Objective> Take the data that follows and retype it word for word.

Excerpted data>
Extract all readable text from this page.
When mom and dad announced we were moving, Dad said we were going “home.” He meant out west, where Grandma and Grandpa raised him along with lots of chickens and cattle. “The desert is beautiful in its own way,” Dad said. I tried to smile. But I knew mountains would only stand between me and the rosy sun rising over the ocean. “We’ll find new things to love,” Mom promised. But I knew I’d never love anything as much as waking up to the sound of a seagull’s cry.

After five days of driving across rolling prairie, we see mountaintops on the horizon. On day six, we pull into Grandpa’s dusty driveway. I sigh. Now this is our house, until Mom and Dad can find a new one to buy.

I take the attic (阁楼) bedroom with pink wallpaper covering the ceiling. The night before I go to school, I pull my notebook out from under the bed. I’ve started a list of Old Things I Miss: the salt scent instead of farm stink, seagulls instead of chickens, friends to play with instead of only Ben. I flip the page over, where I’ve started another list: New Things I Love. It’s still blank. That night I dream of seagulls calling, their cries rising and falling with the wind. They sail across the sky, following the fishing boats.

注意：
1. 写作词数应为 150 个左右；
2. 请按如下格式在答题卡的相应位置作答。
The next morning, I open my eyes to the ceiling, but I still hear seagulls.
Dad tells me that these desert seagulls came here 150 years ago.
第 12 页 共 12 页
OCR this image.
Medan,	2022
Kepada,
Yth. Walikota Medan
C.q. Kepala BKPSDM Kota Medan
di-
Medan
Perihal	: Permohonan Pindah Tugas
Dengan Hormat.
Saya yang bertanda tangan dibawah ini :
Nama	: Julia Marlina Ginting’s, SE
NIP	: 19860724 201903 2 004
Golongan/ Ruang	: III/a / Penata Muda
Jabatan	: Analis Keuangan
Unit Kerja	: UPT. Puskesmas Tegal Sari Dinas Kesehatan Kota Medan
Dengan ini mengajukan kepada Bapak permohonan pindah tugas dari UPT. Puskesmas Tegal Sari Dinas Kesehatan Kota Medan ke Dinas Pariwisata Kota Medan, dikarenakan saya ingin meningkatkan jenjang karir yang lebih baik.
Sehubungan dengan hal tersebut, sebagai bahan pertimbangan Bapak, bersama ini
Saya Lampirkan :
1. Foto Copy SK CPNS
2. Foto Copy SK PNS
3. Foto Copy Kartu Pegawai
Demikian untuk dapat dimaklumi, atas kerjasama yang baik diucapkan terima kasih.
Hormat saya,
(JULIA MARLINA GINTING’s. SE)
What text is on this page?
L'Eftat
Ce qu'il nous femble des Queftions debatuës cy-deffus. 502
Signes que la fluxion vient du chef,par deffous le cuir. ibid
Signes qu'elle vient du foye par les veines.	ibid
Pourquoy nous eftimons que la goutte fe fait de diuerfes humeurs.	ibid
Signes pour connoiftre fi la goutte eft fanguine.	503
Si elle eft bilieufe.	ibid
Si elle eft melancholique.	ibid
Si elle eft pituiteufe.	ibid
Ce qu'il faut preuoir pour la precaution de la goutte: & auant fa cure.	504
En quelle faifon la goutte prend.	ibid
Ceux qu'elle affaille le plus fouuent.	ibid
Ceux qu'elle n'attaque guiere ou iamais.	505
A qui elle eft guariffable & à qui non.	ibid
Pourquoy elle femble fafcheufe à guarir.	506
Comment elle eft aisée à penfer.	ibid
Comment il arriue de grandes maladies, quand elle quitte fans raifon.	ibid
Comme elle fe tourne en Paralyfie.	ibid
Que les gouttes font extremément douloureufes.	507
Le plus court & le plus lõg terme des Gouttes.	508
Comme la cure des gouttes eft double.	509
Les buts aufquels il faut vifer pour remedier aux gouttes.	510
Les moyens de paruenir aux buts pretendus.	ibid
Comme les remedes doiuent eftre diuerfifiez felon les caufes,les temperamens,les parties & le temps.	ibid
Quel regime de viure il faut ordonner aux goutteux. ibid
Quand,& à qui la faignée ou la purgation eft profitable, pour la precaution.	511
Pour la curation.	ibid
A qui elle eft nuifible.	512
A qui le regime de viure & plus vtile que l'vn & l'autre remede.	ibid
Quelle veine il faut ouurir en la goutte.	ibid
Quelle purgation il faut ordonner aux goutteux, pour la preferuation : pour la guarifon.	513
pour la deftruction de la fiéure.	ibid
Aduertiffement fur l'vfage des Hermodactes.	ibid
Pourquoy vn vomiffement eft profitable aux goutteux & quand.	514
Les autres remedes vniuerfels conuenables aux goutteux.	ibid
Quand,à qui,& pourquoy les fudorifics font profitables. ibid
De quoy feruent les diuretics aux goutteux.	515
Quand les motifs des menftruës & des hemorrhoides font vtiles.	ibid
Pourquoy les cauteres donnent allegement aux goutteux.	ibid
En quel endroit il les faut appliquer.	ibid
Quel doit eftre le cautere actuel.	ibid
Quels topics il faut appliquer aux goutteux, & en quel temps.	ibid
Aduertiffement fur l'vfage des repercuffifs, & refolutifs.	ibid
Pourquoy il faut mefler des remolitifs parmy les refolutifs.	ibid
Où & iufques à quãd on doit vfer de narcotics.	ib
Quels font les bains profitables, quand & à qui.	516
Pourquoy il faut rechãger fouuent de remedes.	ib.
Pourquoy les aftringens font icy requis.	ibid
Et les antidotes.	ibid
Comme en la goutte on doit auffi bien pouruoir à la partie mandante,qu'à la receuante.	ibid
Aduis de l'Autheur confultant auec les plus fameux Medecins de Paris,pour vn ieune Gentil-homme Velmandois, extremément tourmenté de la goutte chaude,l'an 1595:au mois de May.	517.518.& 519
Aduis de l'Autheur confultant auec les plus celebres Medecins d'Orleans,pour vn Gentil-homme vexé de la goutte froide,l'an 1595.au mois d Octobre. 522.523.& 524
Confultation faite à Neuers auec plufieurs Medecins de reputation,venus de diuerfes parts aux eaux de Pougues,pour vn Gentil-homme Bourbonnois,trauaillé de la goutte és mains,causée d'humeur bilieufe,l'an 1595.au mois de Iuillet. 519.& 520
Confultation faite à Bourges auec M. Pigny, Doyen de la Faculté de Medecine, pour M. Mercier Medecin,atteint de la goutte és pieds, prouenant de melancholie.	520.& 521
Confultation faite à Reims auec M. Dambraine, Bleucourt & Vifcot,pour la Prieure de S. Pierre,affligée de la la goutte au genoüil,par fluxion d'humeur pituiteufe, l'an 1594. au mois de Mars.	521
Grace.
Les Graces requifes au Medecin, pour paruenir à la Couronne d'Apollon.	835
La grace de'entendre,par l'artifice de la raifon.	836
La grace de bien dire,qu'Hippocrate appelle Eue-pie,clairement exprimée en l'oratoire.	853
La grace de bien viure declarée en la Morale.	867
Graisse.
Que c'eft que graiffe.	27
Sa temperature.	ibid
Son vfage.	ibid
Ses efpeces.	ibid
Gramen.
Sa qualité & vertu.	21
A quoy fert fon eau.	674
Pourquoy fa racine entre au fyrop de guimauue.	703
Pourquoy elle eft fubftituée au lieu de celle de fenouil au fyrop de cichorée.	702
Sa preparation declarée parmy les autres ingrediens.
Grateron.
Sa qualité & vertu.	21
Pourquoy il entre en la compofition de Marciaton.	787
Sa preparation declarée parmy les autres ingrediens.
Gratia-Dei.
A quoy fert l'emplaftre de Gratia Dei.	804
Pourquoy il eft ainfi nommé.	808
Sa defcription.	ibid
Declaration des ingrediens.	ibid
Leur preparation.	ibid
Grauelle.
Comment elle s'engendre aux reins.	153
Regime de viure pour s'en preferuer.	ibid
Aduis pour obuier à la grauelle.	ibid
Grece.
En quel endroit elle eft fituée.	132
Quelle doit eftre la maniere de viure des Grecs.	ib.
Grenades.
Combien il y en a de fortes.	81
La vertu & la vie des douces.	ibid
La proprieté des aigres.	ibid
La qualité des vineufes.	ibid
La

Exercise output>
Extract all readable text from this page.
When mom and dad announced we were moving, Dad said we were going “home.” He meant out west, where Grandma and Grandpa raised him along with lots of chickens and cattle. “The desert is beautiful in its own way,” Dad said. I tried to smile. But I knew mountains would only stand between me and the rosy sun rising over the ocean. “We’ll find new things to love,” Mom promised. But I knew I’d never love anything as much as waking up to the sound of a seagull’s cry.

After five days of driving across rolling prairie, we see mountaintops on the horizon. On day six, we pull into Grandpa’s dusty driveway. I sigh. Now this is our house, until Mom and Dad can find a new one to buy.

I take the attic (阁楼) bedroom with pink wallpaper covering the ceiling. The night before I go to school, I pull my notebook out from under the bed. I’ve started a list of Old Things I Miss: the salt scent instead of farm stink, seagulls instead of chickens, friends to play with instead of only Ben. I flip the page over, where I’ve started another list: New Things I Love. It’s still blank. That night I dream of seagulls calling, their cries rising and falling with the wind. They sail across the sky, following the fishing boats.

注意：
1. 写作词数应为 150 个左右；
2. 请按如下格式在答题卡的相应位置作答。
The next morning, I open my eyes to the ceiling, but I still hear seagulls.
Dad tells me that these desert seagulls came here 150 years ago.
第 12 页 共 12 页
OCR this image.
Medan,	2022
Kepada,
Yth. Walikota Medan
C.q. Kepala BKPSDM Kota Medan
di-
Medan
Perihal	: Permohonan Pindah Tugas
Dengan Hormat.
Saya yang bertanda tangan dibawah ini :
Nama	: Julia Marlina Ginting’s, SE
NIP	: 19860724 201903 2 004
Golongan/ Ruang	: III/a / Penata Muda
Jabatan	: Analis Keuangan
Unit Kerja	: UPT. Puskesmas Tegal Sari Dinas Kesehatan Kota Medan
Dengan ini mengajukan kepada Bapak permohonan pindah tugas dari UPT. Puskesmas Tegal Sari Dinas Kesehatan Kota Medan ke Dinas Pariwisata Kota Medan, dikarenakan saya ingin meningkatkan jenjang karir yang lebih baik.
Sehubungan dengan hal tersebut, sebagai bahan pertimbangan Bapak, bersama ini
Saya Lampirkan :
1. Foto Copy SK CPNS
2. Foto Copy SK PNS
3. Foto Copy Kartu Pegawai
Demikian untuk dapat dimaklumi, atas kerjasama yang baik diucapkan terima kasih.
Hormat saya,
(JULIA MARLINA GINTING’s. SE)
What text is on this page?
L'Eftat
Ce qu'il nous femble des Queftions debatuës cy-deffus. 502
Signes que la fluxion vient du chef,par deffous le cuir. ibid
Signes qu'elle vient du foye par les veines.	ibid
Pourquoy nous eftimons que la goutte fe fait de diuerfes humeurs.	ibid
Signes pour connoiftre fi la goutte eft fanguine.	503
Si elle eft bilieufe.	ibid
Si elle eft melancholique.	ibid
Si elle eft pituiteufe.	ibid
Ce qu'il faut preuoir pour la precaution de la goutte: & auant fa cure.	504
En quelle faifon la goutte prend.	ibid
Ceux qu'elle affaille le plus fouuent.	ibid
Ceux qu'elle n'attaque guiere ou iamais.	505
A qui elle eft guariffable & à qui non.	ibid
Pourquoy elle femble fafcheufe à guarir.	506
Comment elle eft aisée à penfer.	ibid
Comment il arriue de grandes maladies, quand elle quitte fans raifon.	ibid
Comme elle fe tourne en Paralyfie.	ibid
Que les gouttes font extremément douloureufes.	507
Le plus court & le plus lõg terme des Gouttes.	508
Comme la cure des gouttes eft double.	509
Les buts aufquels il faut vifer pour remedier aux gouttes.	510
Les moyens de paruenir aux buts pretendus.	ibid
Comme les remedes doiuent eftre diuerfifiez felon les caufes,les temperamens,les parties & le temps.	ibid
Quel regime de viure il faut ordonner aux goutteux. ibid
Quand,& à qui la faignée ou la purgation eft profitable, pour la precaution.	511
Pour la curation.	ibid
A qui elle eft nuifible.	512
A qui le regime de viure & plus vtile que l'vn & l'autre remede.	ibid
Quelle veine il faut ouurir en la goutte.	ibid
Quelle purgation il faut ordonner aux goutteux, pour la preferuation : pour la guarifon.	513
pour la deftruction de la fiéure.	ibid
Aduertiffement fur l'vfage des Hermodactes.	ibid
Pourquoy vn vomiffement eft profitable aux goutteux & quand.	514
Les autres remedes vniuerfels conuenables aux goutteux.	ibid
Quand,à qui,& pourquoy les fudorifics font profitables. ibid
De quoy feruent les diuretics aux goutteux.	515
Quand les motifs des menftruës & des hemorrhoides font vtiles.	ibid
Pourquoy les cauteres donnent allegement aux goutteux.	ibid
En quel endroit il les faut appliquer.	ibid
Quel doit eftre le cautere actuel.	ibid
Quels topics il faut appliquer aux goutteux, & en quel temps.	ibid
Aduertiffement fur l'vfage des repercuffifs, & refolutifs.	ibid
Pourquoy il faut mefler des remolitifs parmy les refolutifs.	ibid
Où & iufques à quãd on doit vfer de narcotics.	ib
Quels font les bains profitables, quand & à qui.	516
Pourquoy il faut rechãger fouuent de remedes.	ib.
Pourquoy les aftringens font icy requis.	ibid
Et les antidotes.	ibid
Comme en la goutte on doit auffi bien pouruoir à la partie mandante,qu'à la receuante.	ibid
Aduis de l'Autheur confultant auec les plus fameux Medecins de Paris,pour vn ieune Gentil-homme Velmandois, extremément tourmenté de la goutte chaude,l'an 1595:au mois de May.	517.518.& 519
Aduis de l'Autheur confultant auec les plus celebres Medecins d'Orleans,pour vn Gentil-homme vexé de la goutte froide,l'an 1595.au mois d Octobre. 522.523.& 524
Confultation faite à Neuers auec plufieurs Medecins de reputation,venus de diuerfes parts aux eaux de Pougues,pour vn Gentil-homme Bourbonnois,trauaillé de la goutte és mains,causée d'humeur bilieufe,l'an 1595.au mois de Iuillet. 519.& 520
Confultation faite à Bourges auec M. Pigny, Doyen de la Faculté de Medecine, pour M. Mercier Medecin,atteint de la goutte és pieds, prouenant de melancholie.	520.& 521
Confultation faite à Reims auec M. Dambraine, Bleucourt & Vifcot,pour la Prieure de S. Pierre,affligée de la la goutte au genoüil,par fluxion d'humeur pituiteufe, l'an 1594. au mois de Mars.	521
Grace.
Les Graces requifes au Medecin, pour paruenir à la Couronne d'Apollon.	835
La grace de'entendre,par l'artifice de la raifon.	836
La grace de bien dire,qu'Hippocrate appelle Eue-pie,clairement exprimée en l'oratoire.	853
La grace de bien viure declarée en la Morale.	867
Graisse.
Que c'eft que graiffe.	27
Sa temperature.	ibid
Son vfage.	ibid
Ses efpeces.	ibid
Gramen.
Sa qualité & vertu.	21
A quoy fert fon eau.	674
Pourquoy fa racine entre au fyrop de guimauue.	703
Pourquoy elle eft fubftituée au lieu de celle de fenouil au fyrop de cichorée.	702
Sa preparation declarée parmy les autres ingrediens.
Grateron.
Sa qualité & vertu.	21
Pourquoy il entre en la compofition de Marciaton.	787
Sa preparation declarée parmy les autres ingrediens.
Gratia-Dei.
A quoy fert l'emplaftre de Gratia Dei.	804
Pourquoy il eft ainfi nommé.	808
Sa defcription.	ibid
Declaration des ingrediens.	ibid
Leur preparation.	ibid
Grauelle.
Comment elle s'engendre aux reins.	153
Regime de viure pour s'en preferuer.	ibid
Aduis pour obuier à la grauelle.	ibid
Grece.
En quel endroit elle eft fituée.	132
Quelle doit eftre la maniere de viure des Grecs.	ib.
Grenades.
Combien il y en a de fortes.	81
La vertu & la vie des douces.	ibid
La proprieté des aigres.	ibid
La qualité des vineufes.	ibid
La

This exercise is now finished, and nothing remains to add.